▸ Textausschnitt
===============

Der Gedanke des Absurden ist im Übrigen viel diskutiert und interpretiert
worden. Das Leben ist wegen der Abwesenheit aller immanenten teleologischen
Mechanismen den Zufällen schutzlos ausgeliefert. Der erfüllte Mensch lernt sich
damit abzufinden, den Feiglingen, um es ein wenig überspitzt zu formulieren,
steht der aus Verzweiflung genährte Selbstmord zur Verfügung oder der Sprung in
die Transzendenz. Erst vor diesem Hintergrund kommt der Einleitungssatz aus dem
Sisyphos zur Geltung: "Es gibt nur ein wirklich ernstes philosophisches
Problem: den Selbstmord." Alles Andere, ob sich die Erde um die Sonne dreht
oder umgekehrt, sei sekundär.
Onfrays Monografie zusammenzufassen, ist kein leichtes Unterfangen, ebenso wenig
wie das zugrundeliegende Wesen Camus'. Doch dürfte es kommenden Autoren
schwerfallen, Camus umfassender zu präsentieren und zugleich breiter in der
insbesondere französischen Geisteswelt zu verankern. Auch die vielfältigen
Verbindungen zu Nietzsche treten deutlich zutage. Viele konzise und kluge
Ausflüge runden dieses Werk ab, wie etwa eine treffliche Sektion des Marxismus,
der ja nur am Rande mit dem vielfältigen Kommunismus zu tun hat. Wenn man über
die dauernden Philippiken gegen Sartre, Beauvoir et Cie. hinwegsehen kann, hat
man es mit einem einzigartigen geistesgeschichtlichen Feuerwerk zu tun, das noch
lange Zeit nachleuchtet. Onfrays Synopsen der Camusschen Erzählungen zeugen von
einem tiefen Verständnis Camus' und einer ausgereiften Formulierungskunst.

===============

▸ Daten
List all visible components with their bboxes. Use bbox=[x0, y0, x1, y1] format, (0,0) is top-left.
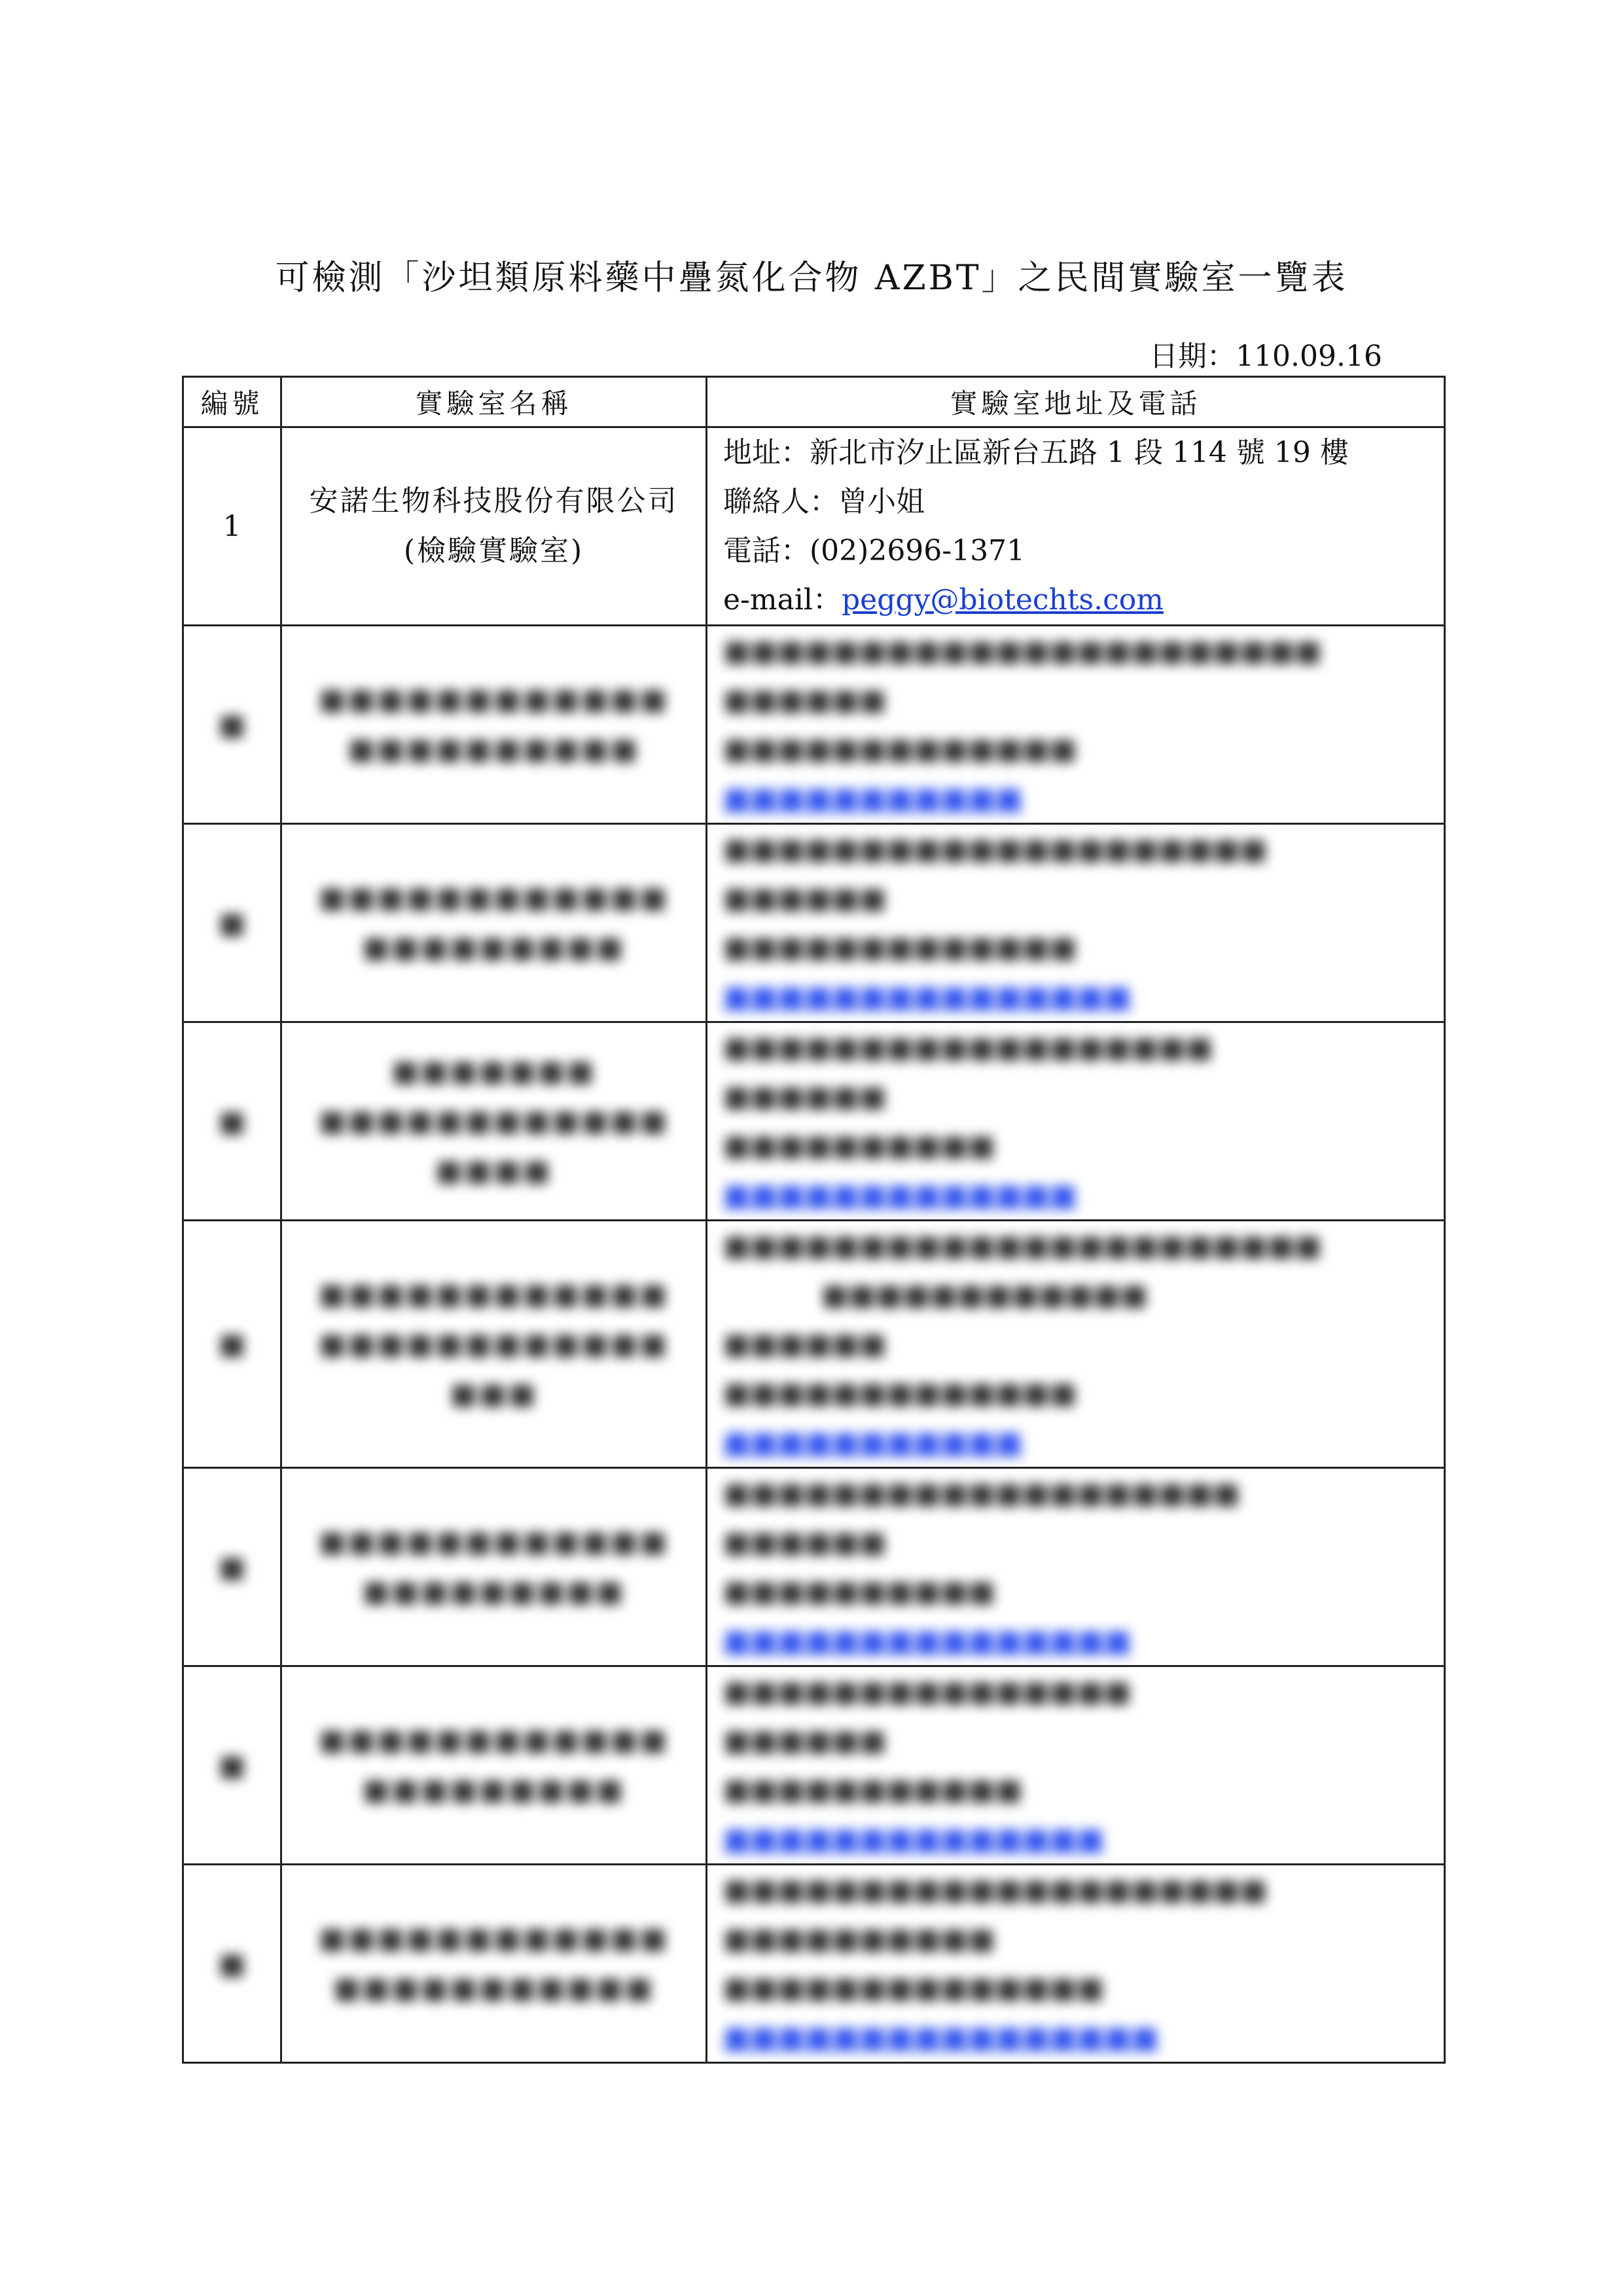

===============

▸ Aufgaben
1) Schreib aus dem Textausschnitt über Onfrays Buch zu Camus die Stelle von „Der Gedanke des“ bis „umgekehrt, sei sekundär.“ wortgetreu ab.
2) Zu welchem Denker treten laut dem Textausschnitt über Onfrays Buch zu Camus vielfältige Verbindungen deutlich zutage?
3) Setz den Textausschnitt über Onfrays Buch zu Camus nach seinem letzten Satz fort.
Das Material hat mit dem Textausschnitt nichts zu tun.

▸ Antworten
1)
Der Gedanke des Absurden ist im Übrigen viel diskutiert und interpretiert
worden. Das Leben ist wegen der Abwesenheit aller immanenten teleologischen
Mechanismen den Zufällen schutzlos ausgeliefert. Der erfüllte Mensch lernt sich
damit abzufinden, den Feiglingen, um es ein wenig überspitzt zu formulieren,
steht der aus Verzweiflung genährte Selbstmord zur Verfügung oder der Sprung in
die Transzendenz. Erst vor diesem Hintergrund kommt der Einleitungssatz aus dem
Sisyphos zur Geltung: "Es gibt nur ein wirklich ernstes philosophisches
Problem: den Selbstmord." Alles Andere, ob sich die Erde um die Sonne dreht
oder umgekehrt, sei sekundär.

2) Zu Nietzsche.

3)
Und damit sind wir bei der Übersetzerin Stephanie Singh, der man zu diesem
wirklich grandiosen Text gratulieren muss. Es gelang ihr ein flüssig zu
lesender, anspruchsvoller und, wie es scheint, fehlerfreier Text. Dass der
Rezensent bei rund 550 Seiten Texts nichts, absolut nichts zu anzumerken hatte,
kommt ausgesprochen selten vor. Chapeau!
Dass aber Rezensenten am Ende doch immer etwas zu bemängeln haben, scheint ja
naturgesetzlichen Charakter zu haben. So denn: Marx wird an einer Stelle zum
"Ehemann einer Gräfin", doch Jenny Marx war eine Baronin von Westphalen.
Eine weitere Kleinigkeit fiel auf. Onfrays Aussage zu Camus' inzwischen
vergriffener Erstveröffentlichung "L'envers et l'endroit" aus dem Jahre 2012
wurde anscheinend ungeprüft übersetzt, denn heute gilt diese Aussage weder für
die französische Ausgabe, die u.A. im Mai 2013 neu aufgelegt wurde, noch für die
deutschsprachige Ausgabe "Licht und Schatten", die seit 1997 in "Kleine Prosa"
aus dem Rowohlt-Verlag enthalten und verfügbar ist.
Man vermisst den Anmerkungsapparat, um Zitate und Kommentierungen im Camusschen
Original nachlesen zu können. Nur in Ausnahmefällen findet sich eine
Quellenangabe im Text, die dann in Klammern steht. Doch das muss man wohl auch
relativieren, denn ein englischer Historiker bemerkte vor ein paar Jahren, außer
den Deutschen erwarte niemand bei Biografien Quellenangaben oder Anmerkungen.
Dennoch: Eine deutliche Leseempfehlung!
(Klaus Prinz; 09/2013)
Michel Onfray: "Im Namen der Freiheit. Leben
und Philosophie des Albert Camus"
(Originaltitel " L'Ordre libertaire. La vie philosophique d'Albert Camus")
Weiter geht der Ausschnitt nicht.